> Data shown

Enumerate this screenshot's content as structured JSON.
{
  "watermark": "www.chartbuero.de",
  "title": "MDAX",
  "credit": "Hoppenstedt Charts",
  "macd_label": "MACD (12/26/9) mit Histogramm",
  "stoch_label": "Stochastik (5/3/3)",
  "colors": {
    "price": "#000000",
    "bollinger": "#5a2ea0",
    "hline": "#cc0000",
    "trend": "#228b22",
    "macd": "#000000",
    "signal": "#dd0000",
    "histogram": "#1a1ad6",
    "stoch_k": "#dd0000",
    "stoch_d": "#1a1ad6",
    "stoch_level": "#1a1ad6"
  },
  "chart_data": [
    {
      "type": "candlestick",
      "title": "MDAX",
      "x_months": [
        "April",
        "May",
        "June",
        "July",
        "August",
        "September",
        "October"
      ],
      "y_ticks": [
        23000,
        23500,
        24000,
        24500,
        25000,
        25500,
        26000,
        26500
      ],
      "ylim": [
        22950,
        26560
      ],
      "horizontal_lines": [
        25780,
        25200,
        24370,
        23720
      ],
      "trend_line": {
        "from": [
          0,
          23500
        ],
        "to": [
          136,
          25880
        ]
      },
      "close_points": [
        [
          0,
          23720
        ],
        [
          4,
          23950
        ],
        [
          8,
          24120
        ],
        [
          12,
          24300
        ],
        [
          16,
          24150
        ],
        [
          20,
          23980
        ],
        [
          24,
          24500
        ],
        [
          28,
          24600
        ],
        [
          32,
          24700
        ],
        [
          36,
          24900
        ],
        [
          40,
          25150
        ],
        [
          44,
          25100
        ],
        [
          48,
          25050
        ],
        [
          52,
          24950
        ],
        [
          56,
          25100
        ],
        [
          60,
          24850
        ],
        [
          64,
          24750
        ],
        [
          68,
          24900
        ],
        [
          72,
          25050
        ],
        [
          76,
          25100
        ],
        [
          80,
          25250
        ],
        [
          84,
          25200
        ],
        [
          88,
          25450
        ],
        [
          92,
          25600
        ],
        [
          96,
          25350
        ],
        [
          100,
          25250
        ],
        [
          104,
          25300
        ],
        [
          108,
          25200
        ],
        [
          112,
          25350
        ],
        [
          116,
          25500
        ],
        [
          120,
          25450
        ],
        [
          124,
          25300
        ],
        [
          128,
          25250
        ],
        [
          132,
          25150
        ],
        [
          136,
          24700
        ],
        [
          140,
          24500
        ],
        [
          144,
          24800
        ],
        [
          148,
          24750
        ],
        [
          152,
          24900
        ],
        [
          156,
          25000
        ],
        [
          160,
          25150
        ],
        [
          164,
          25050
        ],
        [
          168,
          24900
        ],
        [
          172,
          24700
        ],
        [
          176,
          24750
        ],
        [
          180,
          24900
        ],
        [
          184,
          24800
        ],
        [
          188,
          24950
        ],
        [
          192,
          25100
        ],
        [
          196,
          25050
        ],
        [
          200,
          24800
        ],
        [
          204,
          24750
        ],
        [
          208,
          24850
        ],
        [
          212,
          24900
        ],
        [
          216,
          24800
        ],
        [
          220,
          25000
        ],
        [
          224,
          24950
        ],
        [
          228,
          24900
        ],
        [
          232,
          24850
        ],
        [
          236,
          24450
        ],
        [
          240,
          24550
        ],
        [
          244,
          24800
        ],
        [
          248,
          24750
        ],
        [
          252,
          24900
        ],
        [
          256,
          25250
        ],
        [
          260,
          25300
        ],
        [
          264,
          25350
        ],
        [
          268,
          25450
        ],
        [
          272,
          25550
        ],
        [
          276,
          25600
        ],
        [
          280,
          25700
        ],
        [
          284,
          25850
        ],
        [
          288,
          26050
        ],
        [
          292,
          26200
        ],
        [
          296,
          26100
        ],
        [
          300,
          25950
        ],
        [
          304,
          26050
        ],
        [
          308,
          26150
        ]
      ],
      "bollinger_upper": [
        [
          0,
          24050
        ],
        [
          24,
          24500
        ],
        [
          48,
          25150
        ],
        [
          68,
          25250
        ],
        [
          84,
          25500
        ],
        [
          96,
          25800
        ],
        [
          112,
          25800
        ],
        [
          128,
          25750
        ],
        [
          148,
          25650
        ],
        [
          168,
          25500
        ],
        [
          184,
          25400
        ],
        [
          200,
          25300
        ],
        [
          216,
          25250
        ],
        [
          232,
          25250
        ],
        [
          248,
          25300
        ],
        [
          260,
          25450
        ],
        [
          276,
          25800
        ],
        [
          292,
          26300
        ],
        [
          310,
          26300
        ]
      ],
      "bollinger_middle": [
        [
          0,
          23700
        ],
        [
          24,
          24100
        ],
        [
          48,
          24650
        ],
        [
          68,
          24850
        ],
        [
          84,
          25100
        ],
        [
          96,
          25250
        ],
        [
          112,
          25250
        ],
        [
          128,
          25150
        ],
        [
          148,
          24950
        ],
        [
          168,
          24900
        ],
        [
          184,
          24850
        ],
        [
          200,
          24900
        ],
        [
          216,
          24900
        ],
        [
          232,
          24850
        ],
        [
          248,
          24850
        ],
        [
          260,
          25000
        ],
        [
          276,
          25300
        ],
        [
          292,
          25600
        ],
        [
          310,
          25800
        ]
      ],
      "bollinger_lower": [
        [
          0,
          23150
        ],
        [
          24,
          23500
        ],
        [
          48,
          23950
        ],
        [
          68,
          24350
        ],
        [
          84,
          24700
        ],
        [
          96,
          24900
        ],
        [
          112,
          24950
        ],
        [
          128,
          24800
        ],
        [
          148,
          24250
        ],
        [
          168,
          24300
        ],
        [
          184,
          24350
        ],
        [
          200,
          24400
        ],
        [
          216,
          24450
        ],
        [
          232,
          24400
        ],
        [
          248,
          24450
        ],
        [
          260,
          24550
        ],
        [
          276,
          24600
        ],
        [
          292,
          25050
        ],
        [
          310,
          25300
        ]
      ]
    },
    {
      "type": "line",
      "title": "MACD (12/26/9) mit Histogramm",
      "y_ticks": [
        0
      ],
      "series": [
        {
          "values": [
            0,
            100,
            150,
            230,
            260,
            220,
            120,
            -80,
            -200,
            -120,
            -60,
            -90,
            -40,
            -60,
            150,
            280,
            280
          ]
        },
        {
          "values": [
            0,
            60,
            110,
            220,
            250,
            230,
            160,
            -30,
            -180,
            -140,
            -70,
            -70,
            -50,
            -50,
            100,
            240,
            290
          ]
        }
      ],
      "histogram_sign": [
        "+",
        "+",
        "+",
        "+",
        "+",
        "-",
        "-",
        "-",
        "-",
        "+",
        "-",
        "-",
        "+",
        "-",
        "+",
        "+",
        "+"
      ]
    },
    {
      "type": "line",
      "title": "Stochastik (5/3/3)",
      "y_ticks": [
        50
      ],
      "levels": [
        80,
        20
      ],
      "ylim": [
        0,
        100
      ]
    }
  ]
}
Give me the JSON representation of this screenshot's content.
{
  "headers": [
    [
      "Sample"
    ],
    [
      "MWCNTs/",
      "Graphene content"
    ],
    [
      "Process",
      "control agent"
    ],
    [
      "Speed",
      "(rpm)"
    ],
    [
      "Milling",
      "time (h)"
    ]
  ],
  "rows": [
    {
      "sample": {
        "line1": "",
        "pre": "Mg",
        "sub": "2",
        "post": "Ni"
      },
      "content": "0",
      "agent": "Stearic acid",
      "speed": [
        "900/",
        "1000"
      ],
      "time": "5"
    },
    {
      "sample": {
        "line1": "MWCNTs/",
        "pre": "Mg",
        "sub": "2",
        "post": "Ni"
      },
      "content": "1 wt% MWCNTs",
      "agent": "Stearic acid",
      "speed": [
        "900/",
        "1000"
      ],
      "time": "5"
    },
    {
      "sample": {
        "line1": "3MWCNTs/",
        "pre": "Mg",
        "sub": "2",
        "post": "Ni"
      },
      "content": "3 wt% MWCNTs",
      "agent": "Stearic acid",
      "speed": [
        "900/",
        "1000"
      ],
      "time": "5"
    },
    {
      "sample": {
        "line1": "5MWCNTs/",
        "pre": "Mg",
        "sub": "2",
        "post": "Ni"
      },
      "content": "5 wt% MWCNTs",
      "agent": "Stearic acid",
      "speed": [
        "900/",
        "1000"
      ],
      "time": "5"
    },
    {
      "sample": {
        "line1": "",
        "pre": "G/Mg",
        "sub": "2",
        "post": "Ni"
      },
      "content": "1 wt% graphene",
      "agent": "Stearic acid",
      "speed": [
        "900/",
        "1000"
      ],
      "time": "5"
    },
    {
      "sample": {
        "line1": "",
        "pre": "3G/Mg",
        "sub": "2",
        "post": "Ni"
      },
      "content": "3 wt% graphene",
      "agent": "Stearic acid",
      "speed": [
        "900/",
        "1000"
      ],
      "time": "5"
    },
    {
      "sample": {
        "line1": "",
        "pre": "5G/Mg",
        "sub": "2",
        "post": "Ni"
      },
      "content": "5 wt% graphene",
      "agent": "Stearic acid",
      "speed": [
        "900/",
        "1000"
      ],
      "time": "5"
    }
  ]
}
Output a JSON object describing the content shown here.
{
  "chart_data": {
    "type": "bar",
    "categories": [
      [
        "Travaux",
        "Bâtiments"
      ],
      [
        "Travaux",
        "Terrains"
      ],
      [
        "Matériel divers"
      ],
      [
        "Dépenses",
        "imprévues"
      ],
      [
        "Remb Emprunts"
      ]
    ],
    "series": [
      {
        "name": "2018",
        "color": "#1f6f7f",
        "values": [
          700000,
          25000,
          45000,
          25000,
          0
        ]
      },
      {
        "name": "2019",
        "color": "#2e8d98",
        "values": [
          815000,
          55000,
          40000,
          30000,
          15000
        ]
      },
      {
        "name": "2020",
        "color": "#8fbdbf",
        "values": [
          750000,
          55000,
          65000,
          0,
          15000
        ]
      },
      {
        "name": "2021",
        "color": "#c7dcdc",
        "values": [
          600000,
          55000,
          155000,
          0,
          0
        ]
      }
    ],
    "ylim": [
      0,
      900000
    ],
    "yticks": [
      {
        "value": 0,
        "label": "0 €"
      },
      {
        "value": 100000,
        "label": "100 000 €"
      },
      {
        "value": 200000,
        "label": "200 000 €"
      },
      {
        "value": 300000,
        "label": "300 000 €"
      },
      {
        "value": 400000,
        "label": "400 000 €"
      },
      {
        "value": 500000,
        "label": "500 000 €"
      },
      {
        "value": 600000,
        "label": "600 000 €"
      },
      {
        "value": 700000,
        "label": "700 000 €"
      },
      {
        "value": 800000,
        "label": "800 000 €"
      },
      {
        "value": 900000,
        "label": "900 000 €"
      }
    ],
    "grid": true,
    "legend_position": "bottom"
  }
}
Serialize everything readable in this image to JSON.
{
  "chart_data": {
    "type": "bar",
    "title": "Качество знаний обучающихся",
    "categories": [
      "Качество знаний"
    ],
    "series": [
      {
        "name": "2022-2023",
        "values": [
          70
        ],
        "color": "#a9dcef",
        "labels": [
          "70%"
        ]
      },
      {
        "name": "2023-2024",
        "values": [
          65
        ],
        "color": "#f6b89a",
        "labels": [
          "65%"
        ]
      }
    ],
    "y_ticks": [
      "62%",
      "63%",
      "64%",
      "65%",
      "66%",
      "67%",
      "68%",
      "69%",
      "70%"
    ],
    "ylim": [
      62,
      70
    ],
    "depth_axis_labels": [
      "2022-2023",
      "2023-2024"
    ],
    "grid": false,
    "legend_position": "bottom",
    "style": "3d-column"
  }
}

> Aim
Starting from the line containing "Serialize everything readable" and ending with the final line of the data, reproduce each line exactly as it appears, including no other lines.

> Response to this exercise
Serialize everything readable in this image to JSON.
{
  "chart_data": {
    "type": "bar",
    "title": "Качество знаний обучающихся",
    "categories": [
      "Качество знаний"
    ],
    "series": [
      {
        "name": "2022-2023",
        "values": [
          70
        ],
        "color": "#a9dcef",
        "labels": [
          "70%"
        ]
      },
      {
        "name": "2023-2024",
        "values": [
          65
        ],
        "color": "#f6b89a",
        "labels": [
          "65%"
        ]
      }
    ],
    "y_ticks": [
      "62%",
      "63%",
      "64%",
      "65%",
      "66%",
      "67%",
      "68%",
      "69%",
      "70%"
    ],
    "ylim": [
      62,
      70
    ],
    "depth_axis_labels": [
      "2022-2023",
      "2023-2024"
    ],
    "grid": false,
    "legend_position": "bottom",
    "style": "3d-column"
  }
}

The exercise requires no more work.